(Collected data)
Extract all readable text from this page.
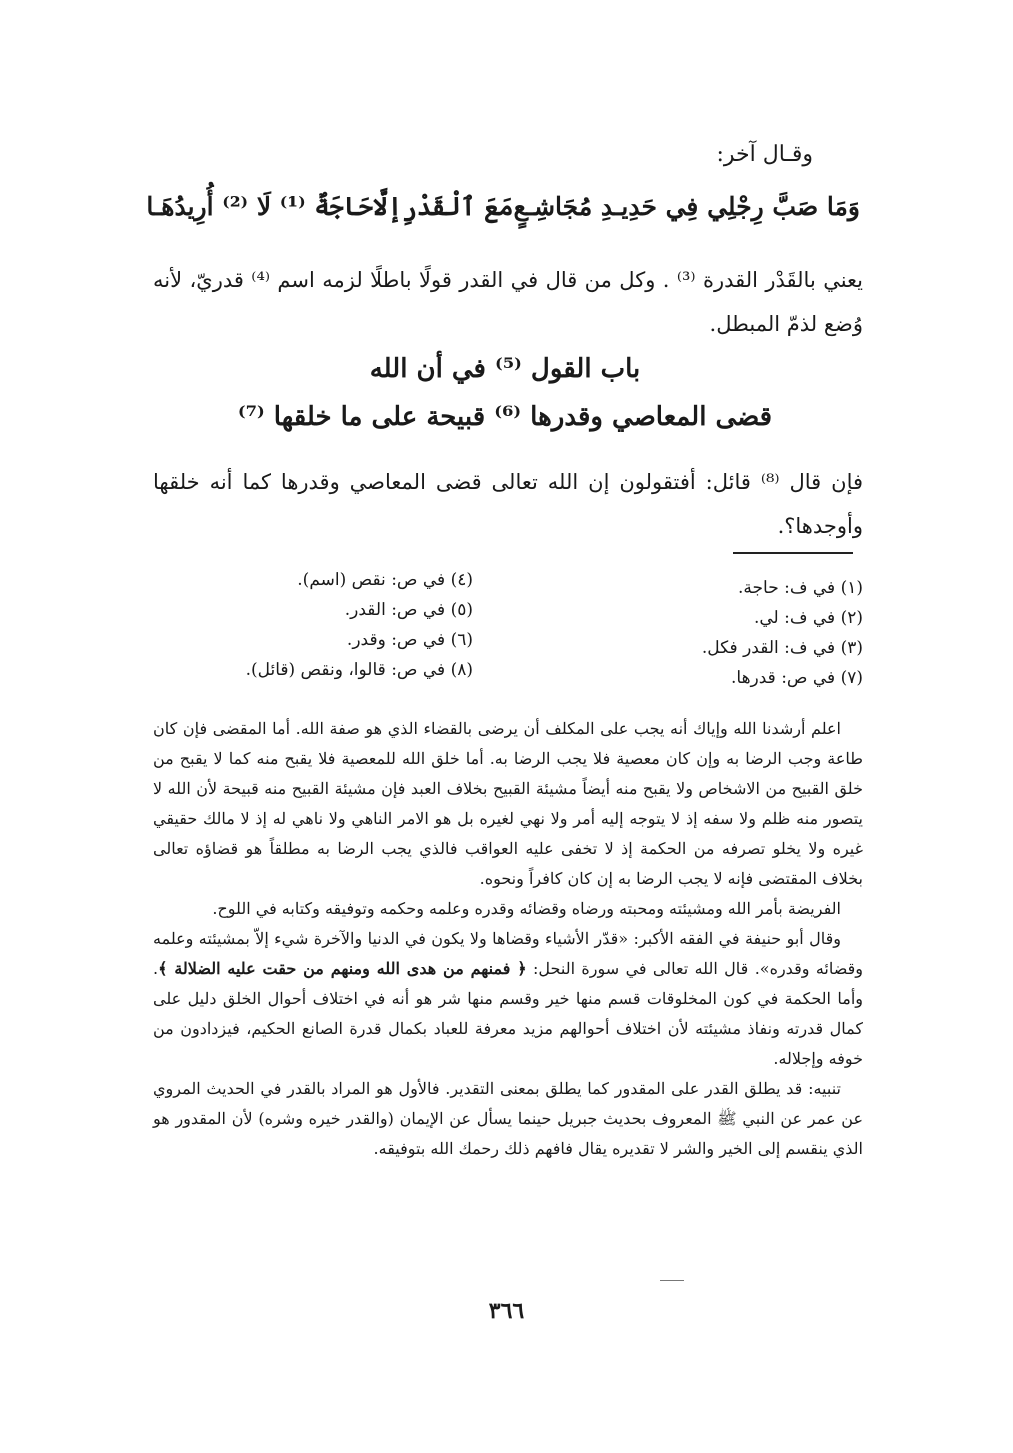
وقـال آخر:
وَمَا صَبَّ رِجْلِي فِي حَدِيـدِ مُجَاشِـعٍ
مَعَ ٱلْقَدْرِإلَّاحَاجَةٌ ⁽¹⁾ لَا ⁽²⁾ أُرِيدُهَـا
يعني بالقَدْر القدرة ⁽³⁾ . وكل من قال في القدر قولًا باطلًا لزمه اسم ⁽⁴⁾ قدريّ، لأنه وُضع لذمّ المبطل.
باب القول ⁽⁵⁾ في أن الله
قضى المعاصي وقدرها ⁽⁶⁾ قبيحة على ما خلقها ⁽⁷⁾
فإن قال ⁽⁸⁾ قائل: أفتقولون إن الله تعالى قضى المعاصي وقدرها كما أنه خلقها وأوجدها؟.
(١) في ف: حاجة.
(٢) في ف: لي.
(٣) في ف: القدر فكل.
(٧) في ص: قدرها.
(٤) في ص: نقص (اسم).
(٥) في ص: القدر.
(٦) في ص: وقدر.
(٨) في ص: قالوا، ونقص (قائل).

اعلم أرشدنا الله وإياك أنه يجب على المكلف أن يرضى بالقضاء الذي هو صفة الله. أما المقضى فإن كان طاعة وجب الرضا به وإن كان معصية فلا يجب الرضا به. أما خلق الله للمعصية فلا يقبح منه كما لا يقبح من خلق القبيح من الاشخاص ولا يقبح منه أيضاً مشيئة القبيح بخلاف العبد فإن مشيئة القبيح منه قبيحة لأن الله لا يتصور منه ظلم ولا سفه إذ لا يتوجه إليه أمر ولا نهي لغيره بل هو الامر الناهي ولا ناهي له إذ لا مالك حقيقي غيره ولا يخلو تصرفه من الحكمة إذ لا تخفى عليه العواقب فالذي يجب الرضا به مطلقاً هو قضاؤه تعالى بخلاف المقتضى فإنه لا يجب الرضا به إن كان كافراً ونحوه.

الفريضة بأمر الله ومشيئته ومحبته ورضاه وقضائه وقدره وعلمه وحكمه وتوفيقه وكتابه في اللوح.

وقال أبو حنيفة في الفقه الأكبر: «قدّر الأشياء وقضاها ولا يكون في الدنيا والآخرة شيء إلاّ بمشيئته وعلمه وقضائه وقدره». قال الله تعالى في سورة النحل: ﴿ فمنهم من هدى الله ومنهم من حقت عليه الضلالة ﴾. وأما الحكمة في كون المخلوقات قسم منها خير وقسم منها شر هو أنه في اختلاف أحوال الخلق دليل على كمال قدرته ونفاذ مشيئته لأن اختلاف أحوالهم مزيد معرفة للعباد بكمال قدرة الصانع الحكيم، فيزدادون من خوفه وإجلاله.

تنبيه: قد يطلق القدر على المقدور كما يطلق بمعنى التقدير. فالأول هو المراد بالقدر في الحديث المروي عن عمر عن النبي ﷺ المعروف بحديث جبريل حينما يسأل عن الإيمان (والقدر خيره وشره) لأن المقدور هو الذي ينقسم إلى الخير والشر لا تقديره يقال فافهم ذلك رحمك الله بتوفيقه.

٣٦٦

Short problem – Give back all entries exactly. No pictures belong in the copy.

Task result –
Extract all readable text from this page.
وقـال آخر:
وَمَا صَبَّ رِجْلِي فِي حَدِيـدِ مُجَاشِـعٍ
مَعَ ٱلْقَدْرِإلَّاحَاجَةٌ ⁽¹⁾ لَا ⁽²⁾ أُرِيدُهَـا
يعني بالقَدْر القدرة ⁽³⁾ . وكل من قال في القدر قولًا باطلًا لزمه اسم ⁽⁴⁾ قدريّ، لأنه وُضع لذمّ المبطل.
باب القول ⁽⁵⁾ في أن الله
قضى المعاصي وقدرها ⁽⁶⁾ قبيحة على ما خلقها ⁽⁷⁾
فإن قال ⁽⁸⁾ قائل: أفتقولون إن الله تعالى قضى المعاصي وقدرها كما أنه خلقها وأوجدها؟.
(١) في ف: حاجة.
(٢) في ف: لي.
(٣) في ف: القدر فكل.
(٧) في ص: قدرها.
(٤) في ص: نقص (اسم).
(٥) في ص: القدر.
(٦) في ص: وقدر.
(٨) في ص: قالوا، ونقص (قائل).

اعلم أرشدنا الله وإياك أنه يجب على المكلف أن يرضى بالقضاء الذي هو صفة الله. أما المقضى فإن كان طاعة وجب الرضا به وإن كان معصية فلا يجب الرضا به. أما خلق الله للمعصية فلا يقبح منه كما لا يقبح من خلق القبيح من الاشخاص ولا يقبح منه أيضاً مشيئة القبيح بخلاف العبد فإن مشيئة القبيح منه قبيحة لأن الله لا يتصور منه ظلم ولا سفه إذ لا يتوجه إليه أمر ولا نهي لغيره بل هو الامر الناهي ولا ناهي له إذ لا مالك حقيقي غيره ولا يخلو تصرفه من الحكمة إذ لا تخفى عليه العواقب فالذي يجب الرضا به مطلقاً هو قضاؤه تعالى بخلاف المقتضى فإنه لا يجب الرضا به إن كان كافراً ونحوه.

الفريضة بأمر الله ومشيئته ومحبته ورضاه وقضائه وقدره وعلمه وحكمه وتوفيقه وكتابه في اللوح.

وقال أبو حنيفة في الفقه الأكبر: «قدّر الأشياء وقضاها ولا يكون في الدنيا والآخرة شيء إلاّ بمشيئته وعلمه وقضائه وقدره». قال الله تعالى في سورة النحل: ﴿ فمنهم من هدى الله ومنهم من حقت عليه الضلالة ﴾. وأما الحكمة في كون المخلوقات قسم منها خير وقسم منها شر هو أنه في اختلاف أحوال الخلق دليل على كمال قدرته ونفاذ مشيئته لأن اختلاف أحوالهم مزيد معرفة للعباد بكمال قدرة الصانع الحكيم، فيزدادون من خوفه وإجلاله.

تنبيه: قد يطلق القدر على المقدور كما يطلق بمعنى التقدير. فالأول هو المراد بالقدر في الحديث المروي عن عمر عن النبي ﷺ المعروف بحديث جبريل حينما يسأل عن الإيمان (والقدر خيره وشره) لأن المقدور هو الذي ينقسم إلى الخير والشر لا تقديره يقال فافهم ذلك رحمك الله بتوفيقه.

٣٦٦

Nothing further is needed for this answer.